** start of Records to use **

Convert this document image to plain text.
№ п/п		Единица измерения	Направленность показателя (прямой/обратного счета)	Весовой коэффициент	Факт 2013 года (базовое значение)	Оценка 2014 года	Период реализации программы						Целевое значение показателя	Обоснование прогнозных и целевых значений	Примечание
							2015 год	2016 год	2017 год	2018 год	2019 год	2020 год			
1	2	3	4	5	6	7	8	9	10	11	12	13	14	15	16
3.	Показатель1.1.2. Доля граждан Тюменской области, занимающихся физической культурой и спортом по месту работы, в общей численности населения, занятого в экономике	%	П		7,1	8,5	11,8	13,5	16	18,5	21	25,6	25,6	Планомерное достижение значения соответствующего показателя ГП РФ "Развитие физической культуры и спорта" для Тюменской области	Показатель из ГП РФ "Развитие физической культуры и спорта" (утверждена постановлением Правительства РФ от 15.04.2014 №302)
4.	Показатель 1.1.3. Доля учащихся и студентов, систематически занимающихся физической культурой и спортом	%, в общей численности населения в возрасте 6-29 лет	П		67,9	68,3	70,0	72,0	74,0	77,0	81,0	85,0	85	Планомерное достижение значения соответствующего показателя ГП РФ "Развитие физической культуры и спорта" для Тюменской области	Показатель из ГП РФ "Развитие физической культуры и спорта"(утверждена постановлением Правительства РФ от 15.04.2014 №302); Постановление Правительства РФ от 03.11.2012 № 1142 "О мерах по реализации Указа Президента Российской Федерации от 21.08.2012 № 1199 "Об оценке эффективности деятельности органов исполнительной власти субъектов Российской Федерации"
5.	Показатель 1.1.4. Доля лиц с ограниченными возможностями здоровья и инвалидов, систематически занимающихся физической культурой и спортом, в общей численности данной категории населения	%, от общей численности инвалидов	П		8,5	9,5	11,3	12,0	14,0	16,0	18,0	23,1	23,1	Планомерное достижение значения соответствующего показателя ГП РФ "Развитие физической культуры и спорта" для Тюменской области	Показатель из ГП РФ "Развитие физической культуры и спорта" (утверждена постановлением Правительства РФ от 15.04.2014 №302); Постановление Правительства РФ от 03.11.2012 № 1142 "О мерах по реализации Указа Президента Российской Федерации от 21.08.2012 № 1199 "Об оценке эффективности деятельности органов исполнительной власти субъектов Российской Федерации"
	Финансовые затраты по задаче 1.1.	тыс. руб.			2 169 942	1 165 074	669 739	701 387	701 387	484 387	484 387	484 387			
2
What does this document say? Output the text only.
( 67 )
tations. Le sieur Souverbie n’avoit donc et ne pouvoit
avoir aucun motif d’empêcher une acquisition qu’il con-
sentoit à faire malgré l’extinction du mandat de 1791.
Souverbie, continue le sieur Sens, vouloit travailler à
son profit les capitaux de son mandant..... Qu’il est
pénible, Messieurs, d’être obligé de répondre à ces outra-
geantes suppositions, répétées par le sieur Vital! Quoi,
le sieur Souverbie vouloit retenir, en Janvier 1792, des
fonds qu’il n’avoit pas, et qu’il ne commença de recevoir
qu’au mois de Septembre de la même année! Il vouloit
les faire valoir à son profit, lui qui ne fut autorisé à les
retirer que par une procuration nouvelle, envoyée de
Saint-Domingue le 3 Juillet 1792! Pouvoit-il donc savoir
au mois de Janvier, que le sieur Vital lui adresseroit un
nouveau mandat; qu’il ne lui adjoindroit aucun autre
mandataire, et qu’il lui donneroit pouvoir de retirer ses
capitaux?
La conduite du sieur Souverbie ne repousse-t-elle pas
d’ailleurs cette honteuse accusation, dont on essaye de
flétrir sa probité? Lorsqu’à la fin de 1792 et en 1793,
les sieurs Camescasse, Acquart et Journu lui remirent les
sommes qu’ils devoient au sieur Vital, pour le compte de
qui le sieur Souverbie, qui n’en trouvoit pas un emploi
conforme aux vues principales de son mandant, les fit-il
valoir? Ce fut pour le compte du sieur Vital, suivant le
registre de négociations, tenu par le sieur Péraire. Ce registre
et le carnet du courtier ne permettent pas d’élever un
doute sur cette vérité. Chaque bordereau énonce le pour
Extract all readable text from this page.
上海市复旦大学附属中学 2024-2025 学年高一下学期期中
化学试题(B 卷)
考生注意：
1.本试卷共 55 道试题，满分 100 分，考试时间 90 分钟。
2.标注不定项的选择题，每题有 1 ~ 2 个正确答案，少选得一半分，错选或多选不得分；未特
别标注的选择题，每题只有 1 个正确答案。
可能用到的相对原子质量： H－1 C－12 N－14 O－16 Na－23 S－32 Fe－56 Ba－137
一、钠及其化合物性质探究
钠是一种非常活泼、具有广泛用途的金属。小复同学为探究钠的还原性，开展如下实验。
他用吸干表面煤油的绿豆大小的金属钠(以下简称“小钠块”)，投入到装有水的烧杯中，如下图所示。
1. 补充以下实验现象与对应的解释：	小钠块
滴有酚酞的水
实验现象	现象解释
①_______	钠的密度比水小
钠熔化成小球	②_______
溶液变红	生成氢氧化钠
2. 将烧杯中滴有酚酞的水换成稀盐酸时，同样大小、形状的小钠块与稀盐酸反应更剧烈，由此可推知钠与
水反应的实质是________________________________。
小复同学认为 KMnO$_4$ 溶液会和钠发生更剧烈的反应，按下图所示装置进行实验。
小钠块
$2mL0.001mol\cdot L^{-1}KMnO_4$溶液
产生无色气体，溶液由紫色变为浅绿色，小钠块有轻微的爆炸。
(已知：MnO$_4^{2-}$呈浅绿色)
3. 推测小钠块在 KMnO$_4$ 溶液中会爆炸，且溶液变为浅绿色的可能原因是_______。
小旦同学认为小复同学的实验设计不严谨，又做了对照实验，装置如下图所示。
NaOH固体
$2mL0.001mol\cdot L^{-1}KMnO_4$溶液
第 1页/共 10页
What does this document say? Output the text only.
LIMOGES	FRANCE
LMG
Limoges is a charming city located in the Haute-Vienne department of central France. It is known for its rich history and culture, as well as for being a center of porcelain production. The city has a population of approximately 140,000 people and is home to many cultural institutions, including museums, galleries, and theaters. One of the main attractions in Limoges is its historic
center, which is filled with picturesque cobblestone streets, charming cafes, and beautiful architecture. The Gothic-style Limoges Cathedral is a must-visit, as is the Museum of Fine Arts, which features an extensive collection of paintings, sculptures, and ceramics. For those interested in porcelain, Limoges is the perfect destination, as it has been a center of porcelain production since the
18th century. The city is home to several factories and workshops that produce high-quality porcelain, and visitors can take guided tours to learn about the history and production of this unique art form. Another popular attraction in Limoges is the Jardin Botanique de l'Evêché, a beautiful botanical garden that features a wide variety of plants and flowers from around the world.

** end of Records to use **

Print the material above once more, exactly.

Convert this document image to plain text.
№ п/п		Единица измерения	Направленность показателя (прямой/обратного счета)	Весовой коэффициент	Факт 2013 года (базовое значение)	Оценка 2014 года	Период реализации программы						Целевое значение показателя	Обоснование прогнозных и целевых значений	Примечание
							2015 год	2016 год	2017 год	2018 год	2019 год	2020 год			
1	2	3	4	5	6	7	8	9	10	11	12	13	14	15	16
3.	Показатель1.1.2. Доля граждан Тюменской области, занимающихся физической культурой и спортом по месту работы, в общей численности населения, занятого в экономике	%	П		7,1	8,5	11,8	13,5	16	18,5	21	25,6	25,6	Планомерное достижение значения соответствующего показателя ГП РФ "Развитие физической культуры и спорта" для Тюменской области	Показатель из ГП РФ "Развитие физической культуры и спорта" (утверждена постановлением Правительства РФ от 15.04.2014 №302)
4.	Показатель 1.1.3. Доля учащихся и студентов, систематически занимающихся физической культурой и спортом	%, в общей численности населения в возрасте 6-29 лет	П		67,9	68,3	70,0	72,0	74,0	77,0	81,0	85,0	85	Планомерное достижение значения соответствующего показателя ГП РФ "Развитие физической культуры и спорта" для Тюменской области	Показатель из ГП РФ "Развитие физической культуры и спорта"(утверждена постановлением Правительства РФ от 15.04.2014 №302); Постановление Правительства РФ от 03.11.2012 № 1142 "О мерах по реализации Указа Президента Российской Федерации от 21.08.2012 № 1199 "Об оценке эффективности деятельности органов исполнительной власти субъектов Российской Федерации"
5.	Показатель 1.1.4. Доля лиц с ограниченными возможностями здоровья и инвалидов, систематически занимающихся физической культурой и спортом, в общей численности данной категории населения	%, от общей численности инвалидов	П		8,5	9,5	11,3	12,0	14,0	16,0	18,0	23,1	23,1	Планомерное достижение значения соответствующего показателя ГП РФ "Развитие физической культуры и спорта" для Тюменской области	Показатель из ГП РФ "Развитие физической культуры и спорта" (утверждена постановлением Правительства РФ от 15.04.2014 №302); Постановление Правительства РФ от 03.11.2012 № 1142 "О мерах по реализации Указа Президента Российской Федерации от 21.08.2012 № 1199 "Об оценке эффективности деятельности органов исполнительной власти субъектов Российской Федерации"
	Финансовые затраты по задаче 1.1.	тыс. руб.			2 169 942	1 165 074	669 739	701 387	701 387	484 387	484 387	484 387			
2
What does this document say? Output the text only.
( 67 )
tations. Le sieur Souverbie n’avoit donc et ne pouvoit
avoir aucun motif d’empêcher une acquisition qu’il con-
sentoit à faire malgré l’extinction du mandat de 1791.
Souverbie, continue le sieur Sens, vouloit travailler à
son profit les capitaux de son mandant..... Qu’il est
pénible, Messieurs, d’être obligé de répondre à ces outra-
geantes suppositions, répétées par le sieur Vital! Quoi,
le sieur Souverbie vouloit retenir, en Janvier 1792, des
fonds qu’il n’avoit pas, et qu’il ne commença de recevoir
qu’au mois de Septembre de la même année! Il vouloit
les faire valoir à son profit, lui qui ne fut autorisé à les
retirer que par une procuration nouvelle, envoyée de
Saint-Domingue le 3 Juillet 1792! Pouvoit-il donc savoir
au mois de Janvier, que le sieur Vital lui adresseroit un
nouveau mandat; qu’il ne lui adjoindroit aucun autre
mandataire, et qu’il lui donneroit pouvoir de retirer ses
capitaux?
La conduite du sieur Souverbie ne repousse-t-elle pas
d’ailleurs cette honteuse accusation, dont on essaye de
flétrir sa probité? Lorsqu’à la fin de 1792 et en 1793,
les sieurs Camescasse, Acquart et Journu lui remirent les
sommes qu’ils devoient au sieur Vital, pour le compte de
qui le sieur Souverbie, qui n’en trouvoit pas un emploi
conforme aux vues principales de son mandant, les fit-il
valoir? Ce fut pour le compte du sieur Vital, suivant le
registre de négociations, tenu par le sieur Péraire. Ce registre
et le carnet du courtier ne permettent pas d’élever un
doute sur cette vérité. Chaque bordereau énonce le pour
Extract all readable text from this page.
上海市复旦大学附属中学 2024-2025 学年高一下学期期中
化学试题(B 卷)
考生注意：
1.本试卷共 55 道试题，满分 100 分，考试时间 90 分钟。
2.标注不定项的选择题，每题有 1 ~ 2 个正确答案，少选得一半分，错选或多选不得分；未特
别标注的选择题，每题只有 1 个正确答案。
可能用到的相对原子质量： H－1 C－12 N－14 O－16 Na－23 S－32 Fe－56 Ba－137
一、钠及其化合物性质探究
钠是一种非常活泼、具有广泛用途的金属。小复同学为探究钠的还原性，开展如下实验。
他用吸干表面煤油的绿豆大小的金属钠(以下简称“小钠块”)，投入到装有水的烧杯中，如下图所示。
1. 补充以下实验现象与对应的解释：	小钠块
滴有酚酞的水
实验现象	现象解释
①_______	钠的密度比水小
钠熔化成小球	②_______
溶液变红	生成氢氧化钠
2. 将烧杯中滴有酚酞的水换成稀盐酸时，同样大小、形状的小钠块与稀盐酸反应更剧烈，由此可推知钠与
水反应的实质是________________________________。
小复同学认为 KMnO$_4$ 溶液会和钠发生更剧烈的反应，按下图所示装置进行实验。
小钠块
$2mL0.001mol\cdot L^{-1}KMnO_4$溶液
产生无色气体，溶液由紫色变为浅绿色，小钠块有轻微的爆炸。
(已知：MnO$_4^{2-}$呈浅绿色)
3. 推测小钠块在 KMnO$_4$ 溶液中会爆炸，且溶液变为浅绿色的可能原因是_______。
小旦同学认为小复同学的实验设计不严谨，又做了对照实验，装置如下图所示。
NaOH固体
$2mL0.001mol\cdot L^{-1}KMnO_4$溶液
第 1页/共 10页
What does this document say? Output the text only.
LIMOGES	FRANCE
LMG
Limoges is a charming city located in the Haute-Vienne department of central France. It is known for its rich history and culture, as well as for being a center of porcelain production. The city has a population of approximately 140,000 people and is home to many cultural institutions, including museums, galleries, and theaters. One of the main attractions in Limoges is its historic
center, which is filled with picturesque cobblestone streets, charming cafes, and beautiful architecture. The Gothic-style Limoges Cathedral is a must-visit, as is the Museum of Fine Arts, which features an extensive collection of paintings, sculptures, and ceramics. For those interested in porcelain, Limoges is the perfect destination, as it has been a center of porcelain production since the
18th century. The city is home to several factories and workshops that produce high-quality porcelain, and visitors can take guided tours to learn about the history and production of this unique art form. Another popular attraction in Limoges is the Jardin Botanique de l'Evêché, a beautiful botanical garden that features a wide variety of plants and flowers from around the world.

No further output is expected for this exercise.